▸ **Instructions to follow**
Every line that includes the word "arrow" is to be listed.

▸ **Entries supplied**
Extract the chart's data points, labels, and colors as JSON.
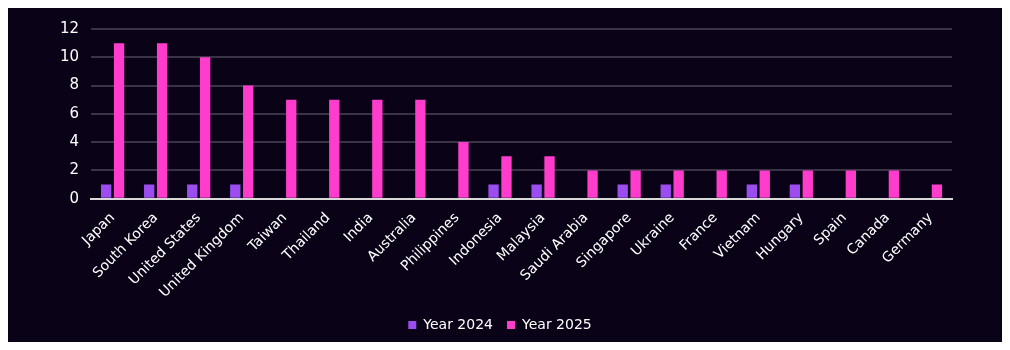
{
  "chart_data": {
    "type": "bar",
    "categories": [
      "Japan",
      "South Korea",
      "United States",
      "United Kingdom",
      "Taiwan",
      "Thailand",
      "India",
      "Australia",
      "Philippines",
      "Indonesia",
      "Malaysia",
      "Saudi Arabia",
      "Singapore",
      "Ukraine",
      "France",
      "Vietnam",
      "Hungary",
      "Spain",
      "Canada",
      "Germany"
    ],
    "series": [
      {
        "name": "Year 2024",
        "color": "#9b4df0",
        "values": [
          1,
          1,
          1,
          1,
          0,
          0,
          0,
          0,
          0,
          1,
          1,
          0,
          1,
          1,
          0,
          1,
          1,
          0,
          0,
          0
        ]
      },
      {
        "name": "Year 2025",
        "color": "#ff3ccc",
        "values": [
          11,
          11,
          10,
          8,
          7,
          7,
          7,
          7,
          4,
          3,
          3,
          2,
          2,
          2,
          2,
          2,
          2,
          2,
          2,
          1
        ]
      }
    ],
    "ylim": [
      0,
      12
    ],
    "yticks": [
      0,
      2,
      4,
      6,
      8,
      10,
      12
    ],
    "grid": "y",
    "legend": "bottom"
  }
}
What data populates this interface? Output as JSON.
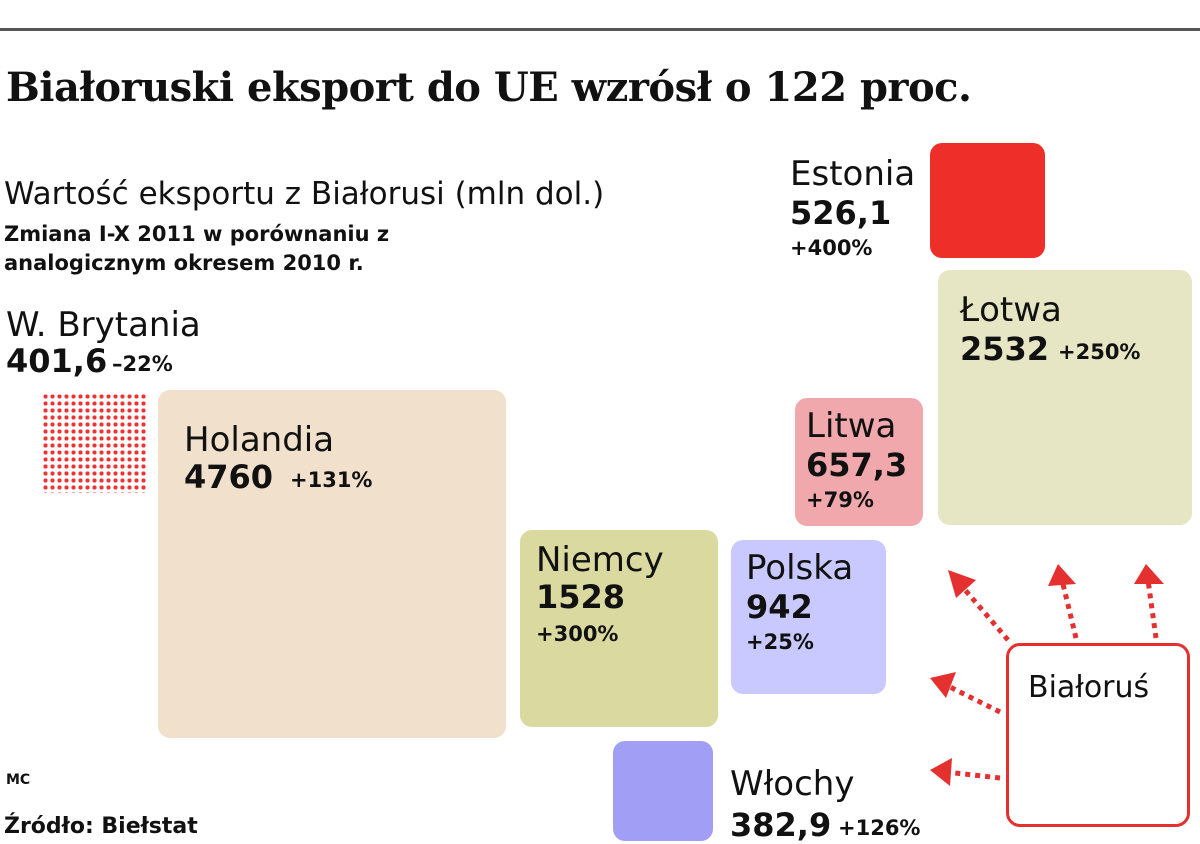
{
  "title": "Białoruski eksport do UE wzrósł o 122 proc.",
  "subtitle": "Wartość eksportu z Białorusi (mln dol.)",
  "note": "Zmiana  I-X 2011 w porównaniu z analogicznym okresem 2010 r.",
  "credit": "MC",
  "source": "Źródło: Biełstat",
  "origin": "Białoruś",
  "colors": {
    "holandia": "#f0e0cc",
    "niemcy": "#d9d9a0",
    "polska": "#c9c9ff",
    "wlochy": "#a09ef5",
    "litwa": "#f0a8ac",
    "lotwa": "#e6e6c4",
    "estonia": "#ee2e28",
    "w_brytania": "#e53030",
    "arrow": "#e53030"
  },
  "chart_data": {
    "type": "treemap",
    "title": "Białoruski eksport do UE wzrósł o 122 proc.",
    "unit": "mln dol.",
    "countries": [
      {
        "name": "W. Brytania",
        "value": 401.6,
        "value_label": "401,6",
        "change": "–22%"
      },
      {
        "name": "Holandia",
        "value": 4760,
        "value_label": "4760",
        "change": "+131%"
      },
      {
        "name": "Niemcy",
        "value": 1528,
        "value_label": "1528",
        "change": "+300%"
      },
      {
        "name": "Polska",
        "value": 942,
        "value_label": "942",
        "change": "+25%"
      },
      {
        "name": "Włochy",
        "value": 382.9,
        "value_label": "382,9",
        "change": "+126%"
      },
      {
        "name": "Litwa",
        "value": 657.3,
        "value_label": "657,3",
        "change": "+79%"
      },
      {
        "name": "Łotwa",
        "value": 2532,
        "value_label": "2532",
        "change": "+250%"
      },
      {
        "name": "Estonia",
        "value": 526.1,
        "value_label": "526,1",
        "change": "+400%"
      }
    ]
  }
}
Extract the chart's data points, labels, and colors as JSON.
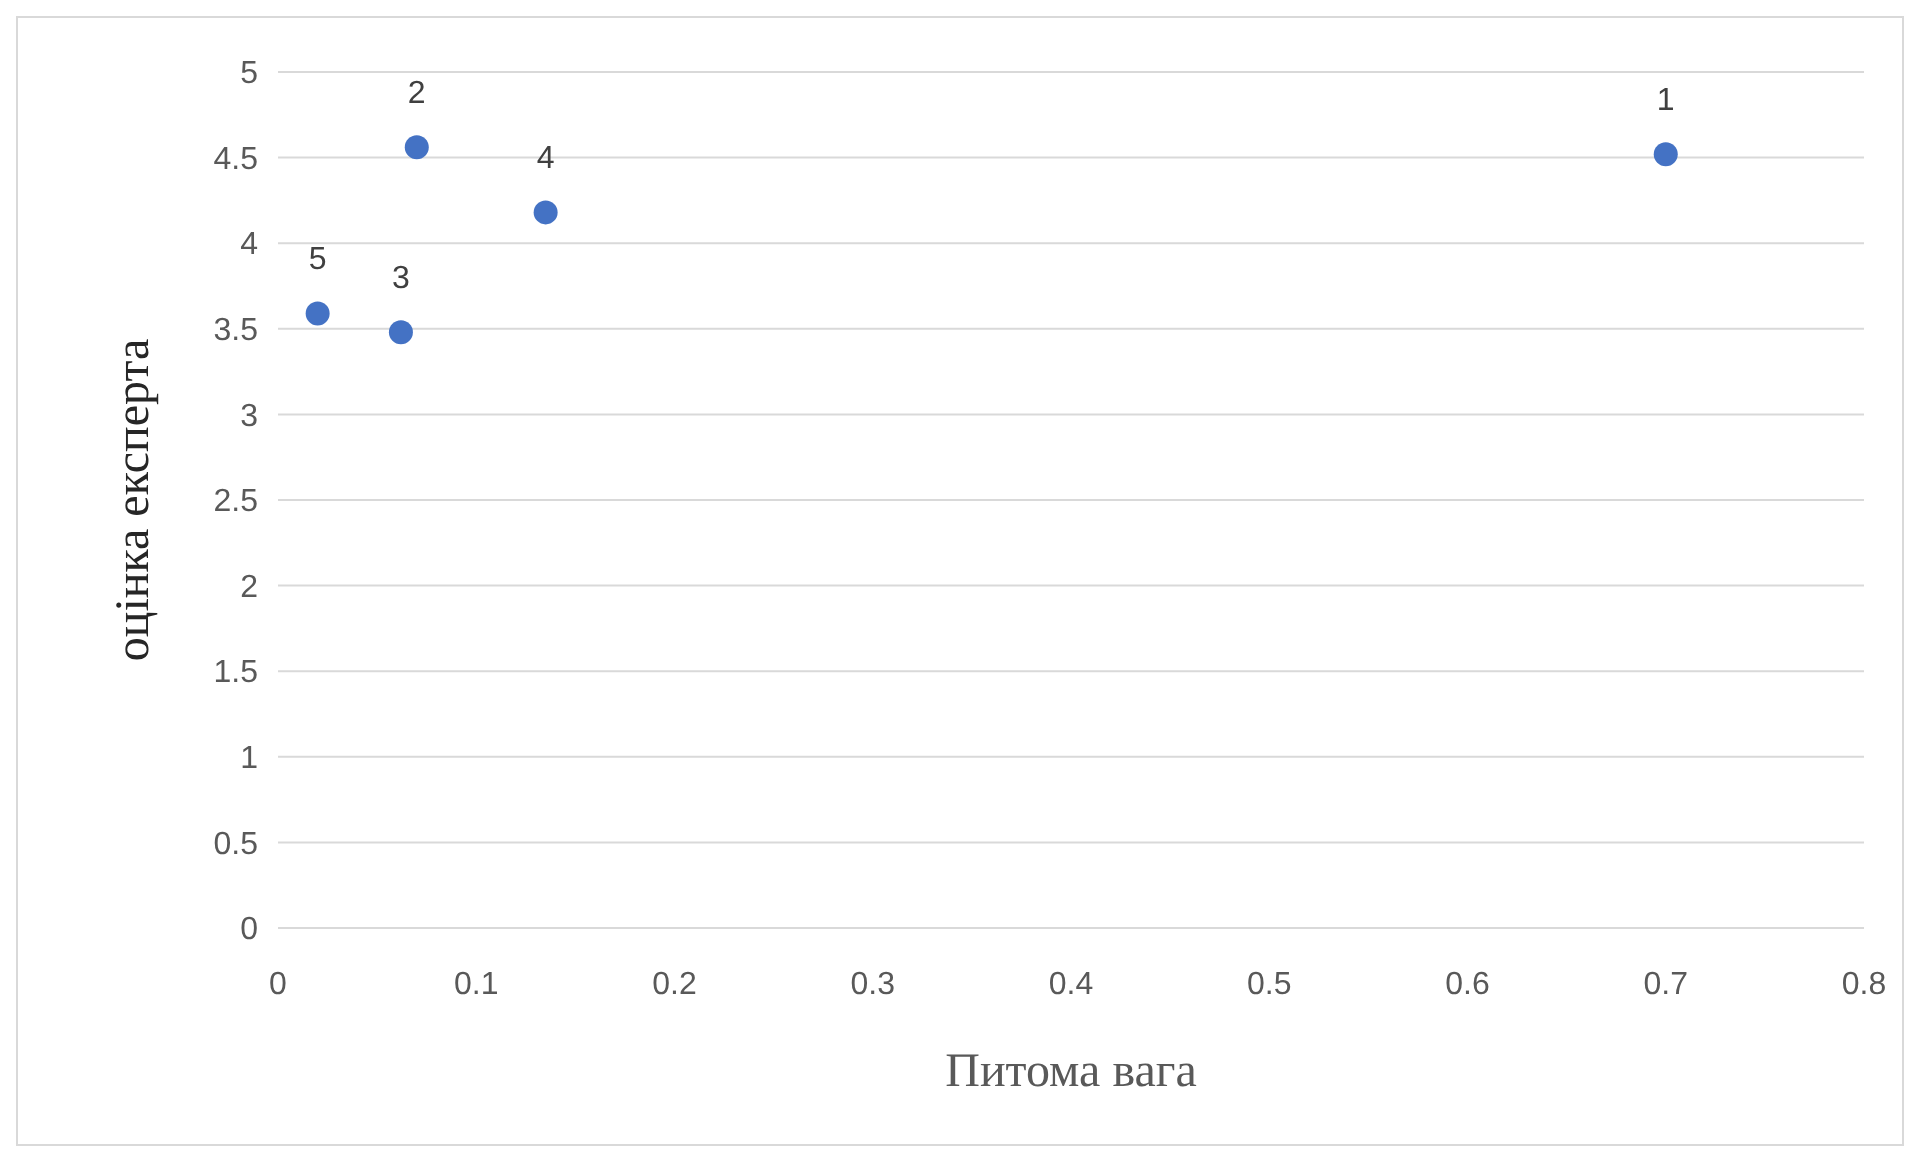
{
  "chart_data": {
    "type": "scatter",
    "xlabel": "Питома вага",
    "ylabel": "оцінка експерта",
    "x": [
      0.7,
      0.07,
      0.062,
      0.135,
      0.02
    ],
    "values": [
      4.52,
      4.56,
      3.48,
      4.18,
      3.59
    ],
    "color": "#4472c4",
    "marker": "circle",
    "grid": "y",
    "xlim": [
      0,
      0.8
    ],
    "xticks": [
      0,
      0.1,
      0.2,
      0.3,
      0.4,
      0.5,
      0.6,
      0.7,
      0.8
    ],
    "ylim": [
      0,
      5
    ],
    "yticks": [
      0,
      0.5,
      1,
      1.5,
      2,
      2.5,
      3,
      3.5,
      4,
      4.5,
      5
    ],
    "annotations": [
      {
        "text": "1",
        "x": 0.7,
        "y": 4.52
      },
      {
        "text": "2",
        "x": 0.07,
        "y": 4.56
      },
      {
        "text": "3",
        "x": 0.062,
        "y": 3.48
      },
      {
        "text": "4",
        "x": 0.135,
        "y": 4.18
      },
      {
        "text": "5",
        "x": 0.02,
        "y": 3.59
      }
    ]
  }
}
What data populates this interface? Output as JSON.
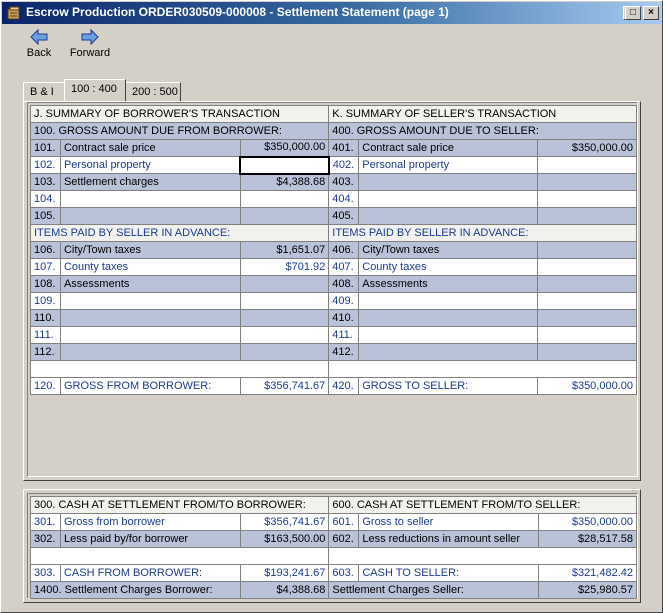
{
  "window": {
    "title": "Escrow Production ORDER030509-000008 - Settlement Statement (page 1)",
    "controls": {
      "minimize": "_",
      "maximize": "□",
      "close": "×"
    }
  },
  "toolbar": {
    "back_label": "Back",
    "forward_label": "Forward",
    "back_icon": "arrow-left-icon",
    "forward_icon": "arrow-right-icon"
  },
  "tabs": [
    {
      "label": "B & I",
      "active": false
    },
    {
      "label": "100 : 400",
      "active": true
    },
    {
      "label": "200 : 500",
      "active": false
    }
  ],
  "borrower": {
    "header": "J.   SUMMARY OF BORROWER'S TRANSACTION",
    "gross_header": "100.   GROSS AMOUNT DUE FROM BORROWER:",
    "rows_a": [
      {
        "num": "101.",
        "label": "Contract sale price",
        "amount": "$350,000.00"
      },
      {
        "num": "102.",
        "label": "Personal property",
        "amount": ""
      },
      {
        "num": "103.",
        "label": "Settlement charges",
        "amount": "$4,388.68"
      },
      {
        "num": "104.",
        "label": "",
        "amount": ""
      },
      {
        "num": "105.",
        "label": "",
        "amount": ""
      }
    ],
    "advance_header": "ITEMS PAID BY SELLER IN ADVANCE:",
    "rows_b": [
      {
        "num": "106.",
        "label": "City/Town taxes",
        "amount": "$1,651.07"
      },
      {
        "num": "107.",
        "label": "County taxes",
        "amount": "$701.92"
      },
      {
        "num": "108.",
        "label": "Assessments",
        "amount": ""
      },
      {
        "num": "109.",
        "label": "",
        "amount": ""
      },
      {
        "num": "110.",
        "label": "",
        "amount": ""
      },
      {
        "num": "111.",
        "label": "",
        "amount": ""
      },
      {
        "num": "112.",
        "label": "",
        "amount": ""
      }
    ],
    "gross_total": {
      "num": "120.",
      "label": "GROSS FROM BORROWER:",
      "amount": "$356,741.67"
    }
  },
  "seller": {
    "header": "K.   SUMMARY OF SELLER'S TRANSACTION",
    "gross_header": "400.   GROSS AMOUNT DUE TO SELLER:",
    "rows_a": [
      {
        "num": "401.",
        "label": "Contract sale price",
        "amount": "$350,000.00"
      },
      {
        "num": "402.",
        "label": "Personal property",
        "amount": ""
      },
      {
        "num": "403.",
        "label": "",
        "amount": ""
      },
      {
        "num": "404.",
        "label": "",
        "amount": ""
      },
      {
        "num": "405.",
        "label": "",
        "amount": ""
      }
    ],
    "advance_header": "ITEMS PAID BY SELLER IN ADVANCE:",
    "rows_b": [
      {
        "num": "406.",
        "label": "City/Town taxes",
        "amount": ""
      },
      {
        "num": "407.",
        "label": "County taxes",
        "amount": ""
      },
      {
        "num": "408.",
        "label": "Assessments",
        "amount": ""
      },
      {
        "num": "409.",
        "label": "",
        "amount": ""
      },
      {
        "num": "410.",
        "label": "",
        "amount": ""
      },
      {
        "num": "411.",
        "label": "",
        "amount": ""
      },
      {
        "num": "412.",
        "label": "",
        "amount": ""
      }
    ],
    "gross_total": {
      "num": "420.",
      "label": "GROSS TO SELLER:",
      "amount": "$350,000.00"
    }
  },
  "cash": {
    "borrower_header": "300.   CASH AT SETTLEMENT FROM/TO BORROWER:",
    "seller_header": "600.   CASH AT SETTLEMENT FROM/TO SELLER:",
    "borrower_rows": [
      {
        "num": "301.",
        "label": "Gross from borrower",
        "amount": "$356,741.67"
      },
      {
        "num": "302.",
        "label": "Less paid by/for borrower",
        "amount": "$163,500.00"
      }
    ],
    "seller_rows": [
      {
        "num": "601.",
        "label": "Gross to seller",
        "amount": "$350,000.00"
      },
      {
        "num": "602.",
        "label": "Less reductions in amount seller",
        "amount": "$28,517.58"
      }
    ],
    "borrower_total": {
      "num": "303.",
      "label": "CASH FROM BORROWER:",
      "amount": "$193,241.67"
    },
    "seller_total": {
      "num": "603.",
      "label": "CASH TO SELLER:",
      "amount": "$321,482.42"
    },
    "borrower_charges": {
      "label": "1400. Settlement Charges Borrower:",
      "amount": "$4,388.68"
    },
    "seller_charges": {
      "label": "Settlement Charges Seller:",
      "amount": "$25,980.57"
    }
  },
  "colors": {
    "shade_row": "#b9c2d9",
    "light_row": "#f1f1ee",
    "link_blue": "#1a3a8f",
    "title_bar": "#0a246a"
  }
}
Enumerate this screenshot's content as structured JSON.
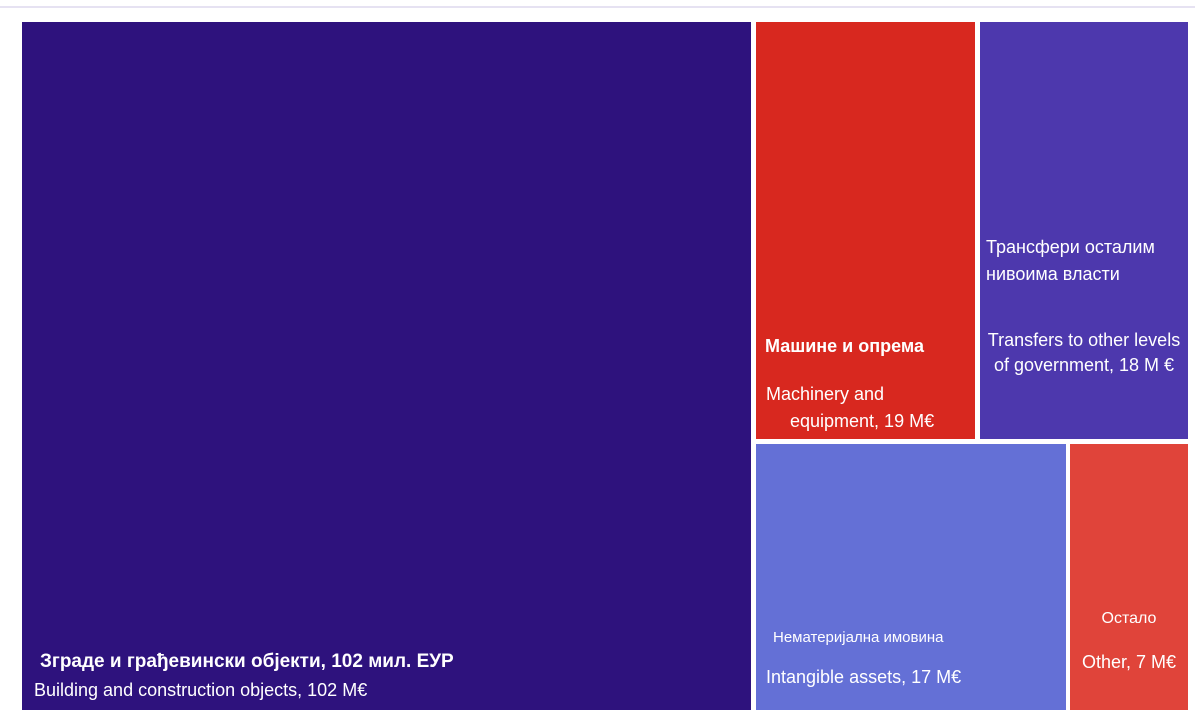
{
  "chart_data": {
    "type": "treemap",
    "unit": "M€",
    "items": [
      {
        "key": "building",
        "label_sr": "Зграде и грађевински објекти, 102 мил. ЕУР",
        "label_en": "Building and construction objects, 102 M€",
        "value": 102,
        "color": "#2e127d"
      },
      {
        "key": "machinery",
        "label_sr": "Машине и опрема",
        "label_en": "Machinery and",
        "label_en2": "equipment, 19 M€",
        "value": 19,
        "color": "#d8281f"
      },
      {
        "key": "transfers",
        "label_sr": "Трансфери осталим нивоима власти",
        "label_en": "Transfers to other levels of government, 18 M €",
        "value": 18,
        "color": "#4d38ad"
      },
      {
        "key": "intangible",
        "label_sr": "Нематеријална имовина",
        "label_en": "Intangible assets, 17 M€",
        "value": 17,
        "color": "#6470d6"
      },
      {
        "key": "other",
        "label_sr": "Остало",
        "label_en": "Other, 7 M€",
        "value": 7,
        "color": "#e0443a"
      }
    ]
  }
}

▸ **Complete output**
    "arrow": "#e53030"
    "back_icon": "arrow-left-icon",
    "forward_icon": "arrow-right-icon"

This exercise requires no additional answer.